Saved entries
— Start —

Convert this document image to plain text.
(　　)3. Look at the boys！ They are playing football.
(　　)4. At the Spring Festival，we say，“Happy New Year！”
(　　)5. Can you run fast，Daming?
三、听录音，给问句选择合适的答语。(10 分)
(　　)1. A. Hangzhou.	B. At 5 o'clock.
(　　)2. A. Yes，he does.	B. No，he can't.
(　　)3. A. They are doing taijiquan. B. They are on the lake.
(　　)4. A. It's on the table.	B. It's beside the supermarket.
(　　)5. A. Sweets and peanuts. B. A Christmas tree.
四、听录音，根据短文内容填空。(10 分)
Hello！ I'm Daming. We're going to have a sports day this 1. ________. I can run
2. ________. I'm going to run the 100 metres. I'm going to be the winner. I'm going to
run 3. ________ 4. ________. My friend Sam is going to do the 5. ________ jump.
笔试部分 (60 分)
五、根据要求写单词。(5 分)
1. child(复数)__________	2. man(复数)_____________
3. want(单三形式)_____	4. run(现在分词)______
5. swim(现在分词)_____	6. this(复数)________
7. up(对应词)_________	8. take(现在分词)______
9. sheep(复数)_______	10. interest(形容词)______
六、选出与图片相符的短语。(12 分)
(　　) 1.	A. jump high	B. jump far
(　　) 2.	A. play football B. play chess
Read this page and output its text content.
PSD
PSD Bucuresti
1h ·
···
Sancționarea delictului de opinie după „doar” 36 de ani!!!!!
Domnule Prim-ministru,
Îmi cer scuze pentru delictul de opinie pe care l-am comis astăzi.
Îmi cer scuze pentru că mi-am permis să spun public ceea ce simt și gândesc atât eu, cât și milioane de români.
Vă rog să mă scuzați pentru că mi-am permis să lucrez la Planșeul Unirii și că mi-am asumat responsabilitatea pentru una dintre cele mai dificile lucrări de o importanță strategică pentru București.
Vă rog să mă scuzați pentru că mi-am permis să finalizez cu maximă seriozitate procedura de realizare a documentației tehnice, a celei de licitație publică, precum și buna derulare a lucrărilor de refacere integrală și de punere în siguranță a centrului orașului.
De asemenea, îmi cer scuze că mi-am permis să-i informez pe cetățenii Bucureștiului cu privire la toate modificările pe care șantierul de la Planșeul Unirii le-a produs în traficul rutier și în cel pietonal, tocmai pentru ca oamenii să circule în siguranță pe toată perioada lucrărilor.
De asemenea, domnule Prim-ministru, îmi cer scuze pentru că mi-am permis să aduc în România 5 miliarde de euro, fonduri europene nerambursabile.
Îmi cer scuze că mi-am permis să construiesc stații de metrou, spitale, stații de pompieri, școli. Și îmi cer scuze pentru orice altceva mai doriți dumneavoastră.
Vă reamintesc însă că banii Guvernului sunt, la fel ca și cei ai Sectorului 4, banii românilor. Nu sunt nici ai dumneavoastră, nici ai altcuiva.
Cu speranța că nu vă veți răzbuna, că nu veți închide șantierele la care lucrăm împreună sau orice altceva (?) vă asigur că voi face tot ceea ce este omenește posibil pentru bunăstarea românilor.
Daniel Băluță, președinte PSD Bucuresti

— End —

Pick out every line holding the string "ceea" and return it.

Îmi cer scuze pentru că mi-am permis să spun public ceea ce simt și gândesc atât eu, cât și milioane de români.
Cu speranța că nu vă veți răzbuna, că nu veți închide șantierele la care lucrăm împreună sau orice altceva (?) vă asigur că voi face tot ceea ce este omenește posibil pentru bunăstarea românilor.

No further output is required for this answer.